-------- Listing
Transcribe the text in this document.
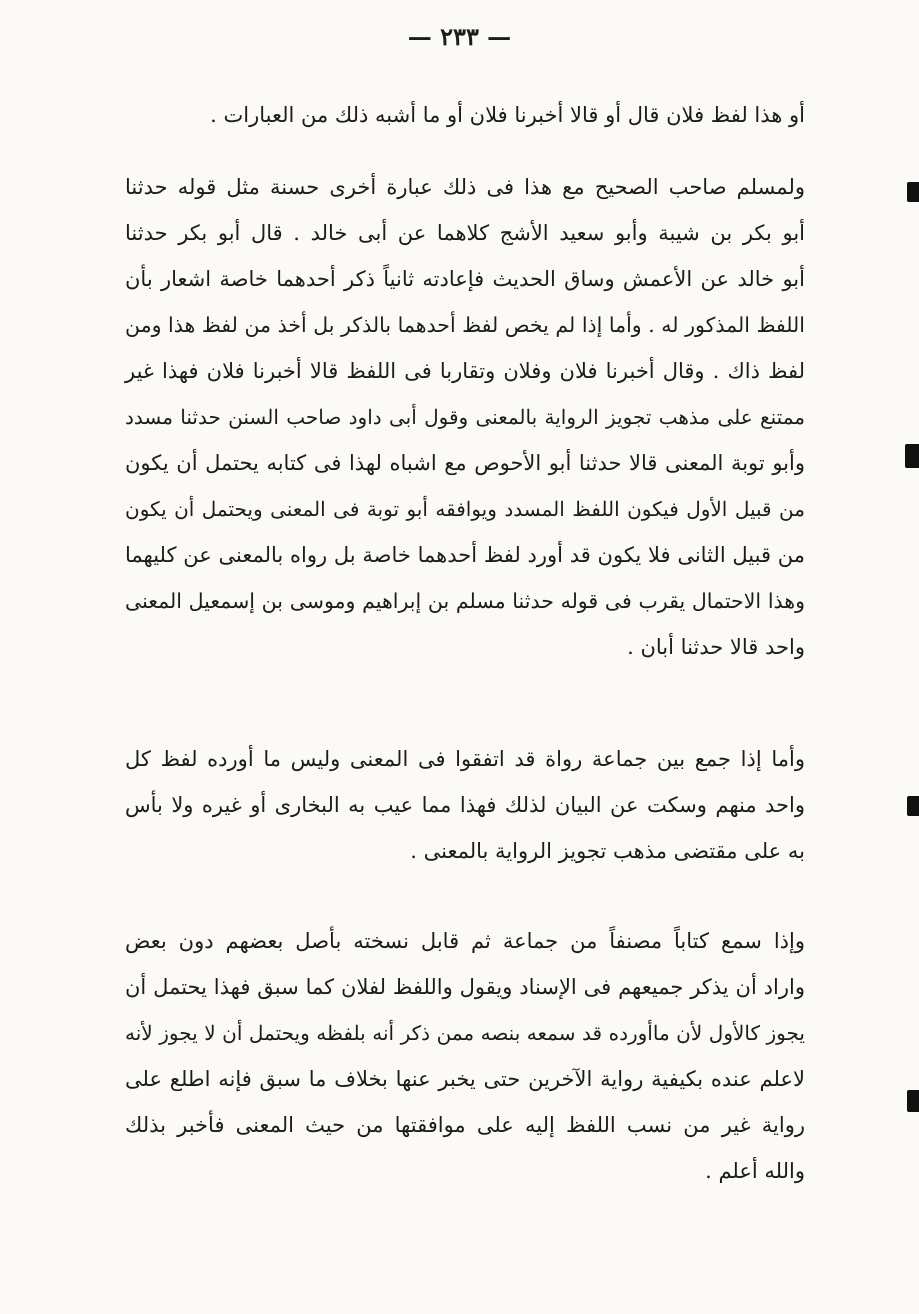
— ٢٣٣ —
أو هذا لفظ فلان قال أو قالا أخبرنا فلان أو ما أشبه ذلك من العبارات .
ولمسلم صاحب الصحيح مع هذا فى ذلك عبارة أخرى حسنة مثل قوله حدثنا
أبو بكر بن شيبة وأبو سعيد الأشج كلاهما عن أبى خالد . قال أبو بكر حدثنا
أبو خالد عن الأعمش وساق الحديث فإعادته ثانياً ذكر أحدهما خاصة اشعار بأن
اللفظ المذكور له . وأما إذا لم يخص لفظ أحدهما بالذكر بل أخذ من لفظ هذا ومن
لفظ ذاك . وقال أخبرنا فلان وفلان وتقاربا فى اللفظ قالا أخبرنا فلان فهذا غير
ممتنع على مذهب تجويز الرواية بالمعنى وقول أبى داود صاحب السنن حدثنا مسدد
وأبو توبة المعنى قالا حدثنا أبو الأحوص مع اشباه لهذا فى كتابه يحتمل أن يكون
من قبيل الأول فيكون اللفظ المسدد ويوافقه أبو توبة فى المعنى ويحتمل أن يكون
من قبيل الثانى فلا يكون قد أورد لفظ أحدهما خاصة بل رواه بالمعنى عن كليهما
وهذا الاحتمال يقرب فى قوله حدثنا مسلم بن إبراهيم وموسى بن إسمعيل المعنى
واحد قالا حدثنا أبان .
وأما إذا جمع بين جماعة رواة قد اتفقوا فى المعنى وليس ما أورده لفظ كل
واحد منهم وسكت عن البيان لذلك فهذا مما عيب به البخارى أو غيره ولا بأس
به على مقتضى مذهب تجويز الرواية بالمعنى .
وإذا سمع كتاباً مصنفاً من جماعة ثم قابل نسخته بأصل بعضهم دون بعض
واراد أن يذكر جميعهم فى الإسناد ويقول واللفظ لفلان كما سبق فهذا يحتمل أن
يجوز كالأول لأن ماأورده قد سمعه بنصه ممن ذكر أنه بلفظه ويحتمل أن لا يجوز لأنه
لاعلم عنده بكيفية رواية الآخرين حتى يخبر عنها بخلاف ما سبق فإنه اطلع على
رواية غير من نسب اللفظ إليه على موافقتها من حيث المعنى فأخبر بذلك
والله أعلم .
----------------
** The problem **
Omit the images and transcribe all of the records above word for word.

** Output of the task **
Transcribe the text in this document.
— ٢٣٣ —
أو هذا لفظ فلان قال أو قالا أخبرنا فلان أو ما أشبه ذلك من العبارات .
ولمسلم صاحب الصحيح مع هذا فى ذلك عبارة أخرى حسنة مثل قوله حدثنا
أبو بكر بن شيبة وأبو سعيد الأشج كلاهما عن أبى خالد . قال أبو بكر حدثنا
أبو خالد عن الأعمش وساق الحديث فإعادته ثانياً ذكر أحدهما خاصة اشعار بأن
اللفظ المذكور له . وأما إذا لم يخص لفظ أحدهما بالذكر بل أخذ من لفظ هذا ومن
لفظ ذاك . وقال أخبرنا فلان وفلان وتقاربا فى اللفظ قالا أخبرنا فلان فهذا غير
ممتنع على مذهب تجويز الرواية بالمعنى وقول أبى داود صاحب السنن حدثنا مسدد
وأبو توبة المعنى قالا حدثنا أبو الأحوص مع اشباه لهذا فى كتابه يحتمل أن يكون
من قبيل الأول فيكون اللفظ المسدد ويوافقه أبو توبة فى المعنى ويحتمل أن يكون
من قبيل الثانى فلا يكون قد أورد لفظ أحدهما خاصة بل رواه بالمعنى عن كليهما
وهذا الاحتمال يقرب فى قوله حدثنا مسلم بن إبراهيم وموسى بن إسمعيل المعنى
واحد قالا حدثنا أبان .
وأما إذا جمع بين جماعة رواة قد اتفقوا فى المعنى وليس ما أورده لفظ كل
واحد منهم وسكت عن البيان لذلك فهذا مما عيب به البخارى أو غيره ولا بأس
به على مقتضى مذهب تجويز الرواية بالمعنى .
وإذا سمع كتاباً مصنفاً من جماعة ثم قابل نسخته بأصل بعضهم دون بعض
واراد أن يذكر جميعهم فى الإسناد ويقول واللفظ لفلان كما سبق فهذا يحتمل أن
يجوز كالأول لأن ماأورده قد سمعه بنصه ممن ذكر أنه بلفظه ويحتمل أن لا يجوز لأنه
لاعلم عنده بكيفية رواية الآخرين حتى يخبر عنها بخلاف ما سبق فإنه اطلع على
رواية غير من نسب اللفظ إليه على موافقتها من حيث المعنى فأخبر بذلك
والله أعلم .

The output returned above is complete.